═══ Record set ═══

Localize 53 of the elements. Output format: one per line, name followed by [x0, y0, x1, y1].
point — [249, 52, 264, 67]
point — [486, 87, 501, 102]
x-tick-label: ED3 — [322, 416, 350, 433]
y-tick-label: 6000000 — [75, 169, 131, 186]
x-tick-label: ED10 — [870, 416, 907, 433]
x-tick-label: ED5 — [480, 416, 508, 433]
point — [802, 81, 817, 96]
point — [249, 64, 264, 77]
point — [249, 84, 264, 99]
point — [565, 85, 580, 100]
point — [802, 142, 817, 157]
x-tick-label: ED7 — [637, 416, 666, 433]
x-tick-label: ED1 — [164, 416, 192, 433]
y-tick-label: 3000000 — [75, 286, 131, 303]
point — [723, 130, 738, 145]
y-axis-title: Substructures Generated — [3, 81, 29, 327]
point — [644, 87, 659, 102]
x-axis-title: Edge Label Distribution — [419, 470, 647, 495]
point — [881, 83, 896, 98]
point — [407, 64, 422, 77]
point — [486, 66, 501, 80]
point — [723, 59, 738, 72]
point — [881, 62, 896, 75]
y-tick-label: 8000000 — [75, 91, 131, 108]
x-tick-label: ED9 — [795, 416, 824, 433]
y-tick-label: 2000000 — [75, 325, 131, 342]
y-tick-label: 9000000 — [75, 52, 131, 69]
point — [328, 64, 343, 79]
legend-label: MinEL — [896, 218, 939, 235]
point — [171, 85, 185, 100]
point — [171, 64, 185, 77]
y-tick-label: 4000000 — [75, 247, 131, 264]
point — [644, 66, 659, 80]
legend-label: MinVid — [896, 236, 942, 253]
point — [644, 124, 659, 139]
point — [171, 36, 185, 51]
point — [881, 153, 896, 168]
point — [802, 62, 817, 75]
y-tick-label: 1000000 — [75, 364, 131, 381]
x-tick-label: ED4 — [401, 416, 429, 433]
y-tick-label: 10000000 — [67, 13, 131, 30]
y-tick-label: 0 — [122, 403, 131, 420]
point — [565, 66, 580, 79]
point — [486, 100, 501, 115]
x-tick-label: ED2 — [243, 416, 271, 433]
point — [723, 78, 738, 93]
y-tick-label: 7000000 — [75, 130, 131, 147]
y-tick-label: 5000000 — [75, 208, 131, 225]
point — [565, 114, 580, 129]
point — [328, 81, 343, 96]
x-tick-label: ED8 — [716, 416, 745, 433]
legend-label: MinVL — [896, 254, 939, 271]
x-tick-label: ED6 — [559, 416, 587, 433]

═══

- **Work to do**: Arrange every line of the rows above as a numbered list, leaving out any blank lines.

- **Reply to the task**:
1. Localize 53 of the elements. Output format: one per line, name followed by [x0, y0, x1, y1].
2. point — [249, 52, 264, 67]
3. point — [486, 87, 501, 102]
4. x-tick-label: ED3 — [322, 416, 350, 433]
5. y-tick-label: 6000000 — [75, 169, 131, 186]
6. x-tick-label: ED10 — [870, 416, 907, 433]
7. x-tick-label: ED5 — [480, 416, 508, 433]
8. point — [802, 81, 817, 96]
9. point — [249, 64, 264, 77]
10. point — [249, 84, 264, 99]
11. point — [565, 85, 580, 100]
12. point — [802, 142, 817, 157]
13. x-tick-label: ED7 — [637, 416, 666, 433]
14. x-tick-label: ED1 — [164, 416, 192, 433]
15. y-tick-label: 3000000 — [75, 286, 131, 303]
16. point — [723, 130, 738, 145]
17. y-axis-title: Substructures Generated — [3, 81, 29, 327]
18. point — [644, 87, 659, 102]
19. x-axis-title: Edge Label Distribution — [419, 470, 647, 495]
20. point — [881, 83, 896, 98]
21. point — [407, 64, 422, 77]
22. point — [486, 66, 501, 80]
23. point — [723, 59, 738, 72]
24. point — [881, 62, 896, 75]
25. y-tick-label: 8000000 — [75, 91, 131, 108]
26. x-tick-label: ED9 — [795, 416, 824, 433]
27. y-tick-label: 2000000 — [75, 325, 131, 342]
28. y-tick-label: 9000000 — [75, 52, 131, 69]
29. point — [328, 64, 343, 79]
30. legend-label: MinEL — [896, 218, 939, 235]
31. point — [171, 85, 185, 100]
32. point — [171, 64, 185, 77]
33. y-tick-label: 4000000 — [75, 247, 131, 264]
34. point — [644, 66, 659, 80]
35. legend-label: MinVid — [896, 236, 942, 253]
36. point — [644, 124, 659, 139]
37. point — [171, 36, 185, 51]
38. point — [881, 153, 896, 168]
39. point — [802, 62, 817, 75]
40. y-tick-label: 1000000 — [75, 364, 131, 381]
41. x-tick-label: ED4 — [401, 416, 429, 433]
42. y-tick-label: 10000000 — [67, 13, 131, 30]
43. y-tick-label: 0 — [122, 403, 131, 420]
44. point — [565, 66, 580, 79]
45. point — [486, 100, 501, 115]
46. x-tick-label: ED2 — [243, 416, 271, 433]
47. point — [723, 78, 738, 93]
48. y-tick-label: 7000000 — [75, 130, 131, 147]
49. y-tick-label: 5000000 — [75, 208, 131, 225]
50. point — [565, 114, 580, 129]
51. point — [328, 81, 343, 96]
52. x-tick-label: ED8 — [716, 416, 745, 433]
53. legend-label: MinVL — [896, 254, 939, 271]
54. x-tick-label: ED6 — [559, 416, 587, 433]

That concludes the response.